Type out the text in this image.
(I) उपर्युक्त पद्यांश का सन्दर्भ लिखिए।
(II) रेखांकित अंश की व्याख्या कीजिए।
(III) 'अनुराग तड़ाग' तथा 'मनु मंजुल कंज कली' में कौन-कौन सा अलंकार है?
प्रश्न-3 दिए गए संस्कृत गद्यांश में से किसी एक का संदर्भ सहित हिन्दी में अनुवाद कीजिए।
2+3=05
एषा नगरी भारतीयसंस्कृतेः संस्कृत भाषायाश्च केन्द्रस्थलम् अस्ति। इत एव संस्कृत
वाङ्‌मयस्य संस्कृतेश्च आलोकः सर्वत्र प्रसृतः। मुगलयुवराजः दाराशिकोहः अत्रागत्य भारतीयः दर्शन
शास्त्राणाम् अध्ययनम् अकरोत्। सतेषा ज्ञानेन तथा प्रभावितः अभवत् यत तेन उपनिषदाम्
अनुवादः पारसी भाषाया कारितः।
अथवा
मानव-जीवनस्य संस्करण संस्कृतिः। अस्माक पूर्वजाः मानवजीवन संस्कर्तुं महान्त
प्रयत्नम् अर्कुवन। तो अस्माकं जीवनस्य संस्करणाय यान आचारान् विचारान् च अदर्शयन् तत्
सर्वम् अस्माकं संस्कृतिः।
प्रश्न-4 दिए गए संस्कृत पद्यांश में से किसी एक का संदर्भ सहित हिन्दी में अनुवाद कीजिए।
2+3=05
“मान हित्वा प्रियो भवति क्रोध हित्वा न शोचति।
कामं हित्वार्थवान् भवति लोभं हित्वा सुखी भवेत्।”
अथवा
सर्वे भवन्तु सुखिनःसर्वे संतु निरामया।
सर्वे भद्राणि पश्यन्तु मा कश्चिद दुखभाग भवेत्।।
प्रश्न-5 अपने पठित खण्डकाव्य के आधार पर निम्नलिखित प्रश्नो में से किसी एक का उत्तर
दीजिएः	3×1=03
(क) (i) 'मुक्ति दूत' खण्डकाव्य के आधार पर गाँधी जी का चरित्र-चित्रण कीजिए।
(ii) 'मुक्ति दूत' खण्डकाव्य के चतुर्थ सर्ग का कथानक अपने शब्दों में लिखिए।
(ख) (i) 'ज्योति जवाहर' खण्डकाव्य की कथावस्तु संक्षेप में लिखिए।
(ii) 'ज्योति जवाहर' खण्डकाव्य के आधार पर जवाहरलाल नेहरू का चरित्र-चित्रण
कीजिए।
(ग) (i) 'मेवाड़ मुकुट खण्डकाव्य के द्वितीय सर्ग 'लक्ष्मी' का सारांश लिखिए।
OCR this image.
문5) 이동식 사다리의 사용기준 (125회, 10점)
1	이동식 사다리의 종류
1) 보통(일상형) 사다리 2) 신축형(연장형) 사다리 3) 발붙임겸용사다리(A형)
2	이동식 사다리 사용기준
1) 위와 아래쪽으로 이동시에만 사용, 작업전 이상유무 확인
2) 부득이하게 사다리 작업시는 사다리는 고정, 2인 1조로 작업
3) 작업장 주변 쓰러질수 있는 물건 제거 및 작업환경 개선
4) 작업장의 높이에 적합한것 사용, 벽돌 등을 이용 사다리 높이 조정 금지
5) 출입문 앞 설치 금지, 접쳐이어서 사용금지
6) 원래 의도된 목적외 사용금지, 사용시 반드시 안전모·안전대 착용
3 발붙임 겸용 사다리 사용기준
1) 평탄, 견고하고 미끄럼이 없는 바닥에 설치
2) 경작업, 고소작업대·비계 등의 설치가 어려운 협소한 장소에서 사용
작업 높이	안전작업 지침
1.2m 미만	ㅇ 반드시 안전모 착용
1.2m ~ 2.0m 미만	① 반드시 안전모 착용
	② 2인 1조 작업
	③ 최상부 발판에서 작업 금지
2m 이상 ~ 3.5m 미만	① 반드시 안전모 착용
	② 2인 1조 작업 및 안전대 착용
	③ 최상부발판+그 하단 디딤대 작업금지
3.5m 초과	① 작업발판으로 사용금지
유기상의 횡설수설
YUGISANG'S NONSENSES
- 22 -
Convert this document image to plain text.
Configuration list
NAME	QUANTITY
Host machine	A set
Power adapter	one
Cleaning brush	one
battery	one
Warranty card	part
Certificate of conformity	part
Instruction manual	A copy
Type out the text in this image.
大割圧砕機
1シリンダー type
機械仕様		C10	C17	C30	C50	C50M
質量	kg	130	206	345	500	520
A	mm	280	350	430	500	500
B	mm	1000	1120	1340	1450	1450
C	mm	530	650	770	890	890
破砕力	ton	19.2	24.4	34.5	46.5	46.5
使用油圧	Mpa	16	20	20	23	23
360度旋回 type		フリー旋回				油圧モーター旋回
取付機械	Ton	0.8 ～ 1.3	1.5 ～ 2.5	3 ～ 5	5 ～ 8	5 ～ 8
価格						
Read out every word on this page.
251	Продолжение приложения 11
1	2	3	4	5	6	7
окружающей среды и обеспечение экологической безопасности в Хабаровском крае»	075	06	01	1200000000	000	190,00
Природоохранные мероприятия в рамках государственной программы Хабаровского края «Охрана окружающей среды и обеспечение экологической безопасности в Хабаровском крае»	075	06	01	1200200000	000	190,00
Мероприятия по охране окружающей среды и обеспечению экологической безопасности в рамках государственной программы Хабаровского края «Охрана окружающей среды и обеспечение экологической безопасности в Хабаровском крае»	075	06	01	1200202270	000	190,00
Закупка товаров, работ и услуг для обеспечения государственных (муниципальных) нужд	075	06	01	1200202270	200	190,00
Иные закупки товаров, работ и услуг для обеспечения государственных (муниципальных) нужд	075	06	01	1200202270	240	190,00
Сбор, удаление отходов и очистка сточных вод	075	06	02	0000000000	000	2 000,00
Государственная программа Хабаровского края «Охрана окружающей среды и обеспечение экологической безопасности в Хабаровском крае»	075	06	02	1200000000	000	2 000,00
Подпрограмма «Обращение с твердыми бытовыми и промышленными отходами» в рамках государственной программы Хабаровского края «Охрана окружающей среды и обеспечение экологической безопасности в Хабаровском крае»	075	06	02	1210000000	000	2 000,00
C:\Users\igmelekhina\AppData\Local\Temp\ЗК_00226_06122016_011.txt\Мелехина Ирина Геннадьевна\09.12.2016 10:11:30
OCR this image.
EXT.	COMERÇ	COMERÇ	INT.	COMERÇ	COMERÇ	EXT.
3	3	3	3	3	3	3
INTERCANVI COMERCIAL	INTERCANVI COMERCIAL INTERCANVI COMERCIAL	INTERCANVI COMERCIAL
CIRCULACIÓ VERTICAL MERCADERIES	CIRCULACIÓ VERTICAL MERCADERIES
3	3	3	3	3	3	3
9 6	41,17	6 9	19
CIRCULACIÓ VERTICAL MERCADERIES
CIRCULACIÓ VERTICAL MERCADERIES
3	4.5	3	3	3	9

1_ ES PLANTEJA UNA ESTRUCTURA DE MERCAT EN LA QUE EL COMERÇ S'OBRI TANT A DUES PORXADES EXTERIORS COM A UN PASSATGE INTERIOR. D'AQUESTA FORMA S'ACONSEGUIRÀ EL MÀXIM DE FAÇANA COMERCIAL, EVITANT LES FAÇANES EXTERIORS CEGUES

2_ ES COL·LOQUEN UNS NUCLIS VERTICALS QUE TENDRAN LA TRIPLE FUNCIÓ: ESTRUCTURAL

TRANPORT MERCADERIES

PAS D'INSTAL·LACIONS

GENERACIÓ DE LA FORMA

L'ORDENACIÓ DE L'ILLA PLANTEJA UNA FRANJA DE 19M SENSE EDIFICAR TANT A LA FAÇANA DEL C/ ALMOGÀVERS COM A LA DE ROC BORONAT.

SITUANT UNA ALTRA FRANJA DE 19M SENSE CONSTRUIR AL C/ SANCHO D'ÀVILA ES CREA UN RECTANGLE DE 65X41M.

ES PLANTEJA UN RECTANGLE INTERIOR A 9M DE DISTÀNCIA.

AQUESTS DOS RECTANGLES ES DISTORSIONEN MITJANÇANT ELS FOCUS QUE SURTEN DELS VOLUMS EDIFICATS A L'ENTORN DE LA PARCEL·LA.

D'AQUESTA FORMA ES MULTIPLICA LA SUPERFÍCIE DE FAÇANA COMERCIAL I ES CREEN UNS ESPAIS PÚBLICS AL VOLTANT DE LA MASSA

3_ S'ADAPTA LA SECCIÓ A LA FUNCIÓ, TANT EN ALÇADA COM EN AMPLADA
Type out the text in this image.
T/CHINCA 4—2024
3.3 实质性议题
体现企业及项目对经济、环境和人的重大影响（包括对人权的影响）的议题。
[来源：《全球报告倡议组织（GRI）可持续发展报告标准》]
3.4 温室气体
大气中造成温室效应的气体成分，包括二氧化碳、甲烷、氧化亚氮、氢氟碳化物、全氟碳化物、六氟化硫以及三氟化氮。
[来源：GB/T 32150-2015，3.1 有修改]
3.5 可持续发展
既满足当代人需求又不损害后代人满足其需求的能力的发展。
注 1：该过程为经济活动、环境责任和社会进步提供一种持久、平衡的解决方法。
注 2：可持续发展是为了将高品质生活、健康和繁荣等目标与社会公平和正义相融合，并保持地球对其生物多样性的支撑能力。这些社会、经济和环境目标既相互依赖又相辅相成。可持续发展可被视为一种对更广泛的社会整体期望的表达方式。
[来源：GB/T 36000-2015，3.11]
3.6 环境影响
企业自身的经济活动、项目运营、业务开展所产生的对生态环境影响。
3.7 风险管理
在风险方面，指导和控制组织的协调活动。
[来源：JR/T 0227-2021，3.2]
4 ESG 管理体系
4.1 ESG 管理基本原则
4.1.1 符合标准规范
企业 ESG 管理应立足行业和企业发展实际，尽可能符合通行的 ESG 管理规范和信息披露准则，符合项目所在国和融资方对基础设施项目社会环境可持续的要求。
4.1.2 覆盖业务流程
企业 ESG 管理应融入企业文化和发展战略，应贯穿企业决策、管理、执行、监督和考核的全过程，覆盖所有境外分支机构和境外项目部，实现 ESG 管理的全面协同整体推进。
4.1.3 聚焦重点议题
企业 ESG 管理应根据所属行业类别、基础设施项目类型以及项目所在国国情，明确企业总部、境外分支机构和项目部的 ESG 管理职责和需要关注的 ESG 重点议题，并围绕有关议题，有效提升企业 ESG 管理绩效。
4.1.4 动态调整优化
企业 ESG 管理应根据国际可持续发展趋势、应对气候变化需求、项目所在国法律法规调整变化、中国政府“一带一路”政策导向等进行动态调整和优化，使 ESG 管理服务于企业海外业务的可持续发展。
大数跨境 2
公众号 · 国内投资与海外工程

**Aim of the exercise**
Pull out every line of the records that includes the string "Хабаровском".

**The reply**
окружающей среды и обеспечение экологической безопасности в Хабаровском крае»	075	06	01	1200000000	000	190,00
Природоохранные мероприятия в рамках государственной программы Хабаровского края «Охрана окружающей среды и обеспечение экологической безопасности в Хабаровском крае»	075	06	01	1200200000	000	190,00
Мероприятия по охране окружающей среды и обеспечению экологической безопасности в рамках государственной программы Хабаровского края «Охрана окружающей среды и обеспечение экологической безопасности в Хабаровском крае»	075	06	01	1200202270	000	190,00
Государственная программа Хабаровского края «Охрана окружающей среды и обеспечение экологической безопасности в Хабаровском крае»	075	06	02	1200000000	000	2 000,00
Подпрограмма «Обращение с твердыми бытовыми и промышленными отходами» в рамках государственной программы Хабаровского края «Охрана окружающей среды и обеспечение экологической безопасности в Хабаровском крае»	075	06	02	1210000000	000	2 000,00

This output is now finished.